### THE PROBLEM
Locate the line containing "Read all visible content and emit it as JSON.", then please write out that line and all the lines below it in the entries exactly.

==== LISTING ====

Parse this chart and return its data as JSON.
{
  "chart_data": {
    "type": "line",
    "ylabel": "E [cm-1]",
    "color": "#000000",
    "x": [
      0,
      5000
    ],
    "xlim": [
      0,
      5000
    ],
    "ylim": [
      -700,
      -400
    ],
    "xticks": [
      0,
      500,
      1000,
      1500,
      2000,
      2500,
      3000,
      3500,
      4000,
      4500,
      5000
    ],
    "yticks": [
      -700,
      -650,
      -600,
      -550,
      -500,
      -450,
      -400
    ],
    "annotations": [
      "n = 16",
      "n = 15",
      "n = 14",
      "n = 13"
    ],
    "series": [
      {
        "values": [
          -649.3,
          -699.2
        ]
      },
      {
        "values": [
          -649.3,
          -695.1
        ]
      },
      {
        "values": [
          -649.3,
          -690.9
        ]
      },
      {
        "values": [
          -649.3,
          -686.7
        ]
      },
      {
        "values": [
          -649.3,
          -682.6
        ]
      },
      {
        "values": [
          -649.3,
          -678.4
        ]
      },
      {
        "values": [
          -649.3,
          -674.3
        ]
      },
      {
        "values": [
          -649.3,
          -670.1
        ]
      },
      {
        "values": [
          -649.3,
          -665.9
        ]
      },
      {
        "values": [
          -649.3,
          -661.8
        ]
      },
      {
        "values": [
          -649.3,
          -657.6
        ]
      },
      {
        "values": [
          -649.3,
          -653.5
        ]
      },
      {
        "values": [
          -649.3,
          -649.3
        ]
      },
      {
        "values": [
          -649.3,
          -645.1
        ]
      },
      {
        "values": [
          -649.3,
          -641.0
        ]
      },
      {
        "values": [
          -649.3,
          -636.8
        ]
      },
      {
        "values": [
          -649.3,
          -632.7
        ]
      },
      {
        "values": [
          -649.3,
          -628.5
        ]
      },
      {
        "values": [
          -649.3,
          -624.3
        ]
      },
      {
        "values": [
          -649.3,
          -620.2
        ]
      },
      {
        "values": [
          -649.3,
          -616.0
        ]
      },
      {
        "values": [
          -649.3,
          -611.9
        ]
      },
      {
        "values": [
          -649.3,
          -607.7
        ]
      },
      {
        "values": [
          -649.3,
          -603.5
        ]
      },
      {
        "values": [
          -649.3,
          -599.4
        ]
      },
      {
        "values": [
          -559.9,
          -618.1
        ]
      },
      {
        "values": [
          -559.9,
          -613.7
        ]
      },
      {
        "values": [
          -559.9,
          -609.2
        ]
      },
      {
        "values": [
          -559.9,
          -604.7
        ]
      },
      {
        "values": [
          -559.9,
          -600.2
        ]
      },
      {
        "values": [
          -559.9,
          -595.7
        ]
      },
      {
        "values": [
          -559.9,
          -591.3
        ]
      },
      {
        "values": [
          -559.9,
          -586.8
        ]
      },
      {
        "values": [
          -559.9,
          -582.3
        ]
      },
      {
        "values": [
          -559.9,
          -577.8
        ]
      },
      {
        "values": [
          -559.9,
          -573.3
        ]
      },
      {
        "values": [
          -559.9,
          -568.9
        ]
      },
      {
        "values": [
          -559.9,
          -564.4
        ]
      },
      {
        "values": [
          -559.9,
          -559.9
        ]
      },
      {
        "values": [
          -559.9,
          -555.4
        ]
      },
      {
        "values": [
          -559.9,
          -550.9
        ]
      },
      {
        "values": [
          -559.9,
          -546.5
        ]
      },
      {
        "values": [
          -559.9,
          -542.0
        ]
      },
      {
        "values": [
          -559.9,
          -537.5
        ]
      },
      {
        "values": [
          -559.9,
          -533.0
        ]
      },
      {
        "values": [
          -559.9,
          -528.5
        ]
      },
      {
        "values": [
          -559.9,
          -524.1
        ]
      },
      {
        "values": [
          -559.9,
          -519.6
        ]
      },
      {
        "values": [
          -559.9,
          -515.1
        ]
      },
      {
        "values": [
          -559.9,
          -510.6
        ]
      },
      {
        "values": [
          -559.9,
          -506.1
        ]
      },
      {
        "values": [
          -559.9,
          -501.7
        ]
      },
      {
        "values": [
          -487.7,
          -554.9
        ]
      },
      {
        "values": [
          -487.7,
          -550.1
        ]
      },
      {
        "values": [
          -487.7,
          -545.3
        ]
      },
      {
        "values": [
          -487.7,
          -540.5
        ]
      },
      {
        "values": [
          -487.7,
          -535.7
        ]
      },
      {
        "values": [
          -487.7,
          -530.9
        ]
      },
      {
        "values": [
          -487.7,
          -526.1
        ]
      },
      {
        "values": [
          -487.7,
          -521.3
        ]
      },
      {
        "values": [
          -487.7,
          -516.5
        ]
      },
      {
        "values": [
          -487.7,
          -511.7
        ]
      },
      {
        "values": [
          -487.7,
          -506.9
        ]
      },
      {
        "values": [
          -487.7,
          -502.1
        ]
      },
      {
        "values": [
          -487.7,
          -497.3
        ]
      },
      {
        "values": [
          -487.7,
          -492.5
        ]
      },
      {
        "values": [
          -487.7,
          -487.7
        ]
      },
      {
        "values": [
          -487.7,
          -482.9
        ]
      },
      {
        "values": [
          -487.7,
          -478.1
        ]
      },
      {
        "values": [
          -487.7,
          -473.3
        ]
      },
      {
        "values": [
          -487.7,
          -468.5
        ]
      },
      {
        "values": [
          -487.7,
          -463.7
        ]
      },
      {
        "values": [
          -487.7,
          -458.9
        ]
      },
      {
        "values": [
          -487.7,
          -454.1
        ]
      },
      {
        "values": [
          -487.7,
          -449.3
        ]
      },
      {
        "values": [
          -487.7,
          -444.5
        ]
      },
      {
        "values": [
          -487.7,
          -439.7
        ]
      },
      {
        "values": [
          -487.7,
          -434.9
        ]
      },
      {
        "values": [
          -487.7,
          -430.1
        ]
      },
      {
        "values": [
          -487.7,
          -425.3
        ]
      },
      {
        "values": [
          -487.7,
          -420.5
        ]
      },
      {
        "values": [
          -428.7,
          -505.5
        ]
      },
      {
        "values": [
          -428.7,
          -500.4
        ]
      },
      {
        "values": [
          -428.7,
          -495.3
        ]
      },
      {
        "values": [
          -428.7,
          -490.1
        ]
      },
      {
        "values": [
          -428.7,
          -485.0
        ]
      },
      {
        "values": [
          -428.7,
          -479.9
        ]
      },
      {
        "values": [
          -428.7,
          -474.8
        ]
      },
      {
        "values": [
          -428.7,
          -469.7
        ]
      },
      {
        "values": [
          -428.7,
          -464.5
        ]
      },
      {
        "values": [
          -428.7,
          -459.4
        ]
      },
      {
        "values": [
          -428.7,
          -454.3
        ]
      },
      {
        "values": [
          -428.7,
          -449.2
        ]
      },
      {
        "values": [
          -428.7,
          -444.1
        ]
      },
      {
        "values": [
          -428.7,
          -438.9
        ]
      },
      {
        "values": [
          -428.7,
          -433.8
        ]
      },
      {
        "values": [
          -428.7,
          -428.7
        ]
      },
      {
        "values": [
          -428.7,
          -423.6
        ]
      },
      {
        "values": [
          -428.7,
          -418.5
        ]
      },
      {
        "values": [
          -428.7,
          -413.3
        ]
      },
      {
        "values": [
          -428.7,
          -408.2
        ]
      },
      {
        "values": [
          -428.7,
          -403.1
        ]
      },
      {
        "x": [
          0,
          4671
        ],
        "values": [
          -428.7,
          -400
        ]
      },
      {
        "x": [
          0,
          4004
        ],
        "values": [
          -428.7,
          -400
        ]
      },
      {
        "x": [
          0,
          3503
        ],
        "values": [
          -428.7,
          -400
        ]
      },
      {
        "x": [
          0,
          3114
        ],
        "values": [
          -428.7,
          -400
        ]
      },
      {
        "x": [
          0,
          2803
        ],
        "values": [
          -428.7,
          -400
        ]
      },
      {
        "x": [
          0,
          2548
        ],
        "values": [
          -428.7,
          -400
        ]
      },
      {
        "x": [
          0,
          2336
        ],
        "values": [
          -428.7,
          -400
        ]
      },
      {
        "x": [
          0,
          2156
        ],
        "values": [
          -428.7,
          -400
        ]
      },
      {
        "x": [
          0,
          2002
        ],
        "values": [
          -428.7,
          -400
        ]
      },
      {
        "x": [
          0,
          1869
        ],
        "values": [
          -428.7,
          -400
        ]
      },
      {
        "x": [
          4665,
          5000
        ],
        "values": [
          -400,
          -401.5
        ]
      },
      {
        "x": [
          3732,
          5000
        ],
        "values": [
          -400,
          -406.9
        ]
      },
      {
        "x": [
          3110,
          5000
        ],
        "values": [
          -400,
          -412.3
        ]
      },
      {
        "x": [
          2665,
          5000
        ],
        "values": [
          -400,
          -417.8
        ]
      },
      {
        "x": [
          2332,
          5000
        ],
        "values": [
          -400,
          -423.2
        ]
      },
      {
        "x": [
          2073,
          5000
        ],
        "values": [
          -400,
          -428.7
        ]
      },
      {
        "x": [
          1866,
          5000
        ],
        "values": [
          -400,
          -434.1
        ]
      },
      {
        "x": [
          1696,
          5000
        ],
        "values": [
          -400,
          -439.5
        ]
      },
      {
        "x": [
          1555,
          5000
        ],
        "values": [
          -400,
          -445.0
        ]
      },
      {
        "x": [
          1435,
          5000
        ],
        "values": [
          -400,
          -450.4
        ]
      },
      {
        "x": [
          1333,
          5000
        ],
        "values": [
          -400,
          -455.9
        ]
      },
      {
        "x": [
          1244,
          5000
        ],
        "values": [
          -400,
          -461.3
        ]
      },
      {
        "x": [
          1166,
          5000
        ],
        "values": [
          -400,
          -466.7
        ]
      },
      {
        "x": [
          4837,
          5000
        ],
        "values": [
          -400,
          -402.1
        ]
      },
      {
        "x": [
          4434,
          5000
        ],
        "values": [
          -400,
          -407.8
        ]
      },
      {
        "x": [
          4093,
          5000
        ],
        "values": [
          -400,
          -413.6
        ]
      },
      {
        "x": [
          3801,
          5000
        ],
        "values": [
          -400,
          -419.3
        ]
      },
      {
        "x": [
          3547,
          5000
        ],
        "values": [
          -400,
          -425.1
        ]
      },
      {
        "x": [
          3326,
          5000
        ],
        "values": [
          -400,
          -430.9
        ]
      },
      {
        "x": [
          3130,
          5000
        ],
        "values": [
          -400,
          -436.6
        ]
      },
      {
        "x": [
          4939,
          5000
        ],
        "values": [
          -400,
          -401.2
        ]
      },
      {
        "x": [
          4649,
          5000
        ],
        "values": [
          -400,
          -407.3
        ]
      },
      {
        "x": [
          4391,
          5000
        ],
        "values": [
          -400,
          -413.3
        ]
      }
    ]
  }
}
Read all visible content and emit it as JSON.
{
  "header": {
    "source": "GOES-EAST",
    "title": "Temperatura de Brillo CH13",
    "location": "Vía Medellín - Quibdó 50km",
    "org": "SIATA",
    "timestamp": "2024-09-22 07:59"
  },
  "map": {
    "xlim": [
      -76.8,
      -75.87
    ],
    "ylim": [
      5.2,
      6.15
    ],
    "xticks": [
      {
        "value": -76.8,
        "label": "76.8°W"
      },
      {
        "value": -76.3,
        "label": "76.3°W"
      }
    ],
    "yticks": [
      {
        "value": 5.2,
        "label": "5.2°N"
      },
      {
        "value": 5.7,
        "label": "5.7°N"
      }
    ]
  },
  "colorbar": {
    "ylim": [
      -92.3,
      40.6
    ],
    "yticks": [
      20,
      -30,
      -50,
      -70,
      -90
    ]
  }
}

====

### FINAL RESULT
Read all visible content and emit it as JSON.
{
  "header": {
    "source": "GOES-EAST",
    "title": "Temperatura de Brillo CH13",
    "location": "Vía Medellín - Quibdó 50km",
    "org": "SIATA",
    "timestamp": "2024-09-22 07:59"
  },
  "map": {
    "xlim": [
      -76.8,
      -75.87
    ],
    "ylim": [
      5.2,
      6.15
    ],
    "xticks": [
      {
        "value": -76.8,
        "label": "76.8°W"
      },
      {
        "value": -76.3,
        "label": "76.3°W"
      }
    ],
    "yticks": [
      {
        "value": 5.2,
        "label": "5.2°N"
      },
      {
        "value": 5.7,
        "label": "5.7°N"
      }
    ]
  },
  "colorbar": {
    "ylim": [
      -92.3,
      40.6
    ],
    "yticks": [
      20,
      -30,
      -50,
      -70,
      -90
    ]
  }
}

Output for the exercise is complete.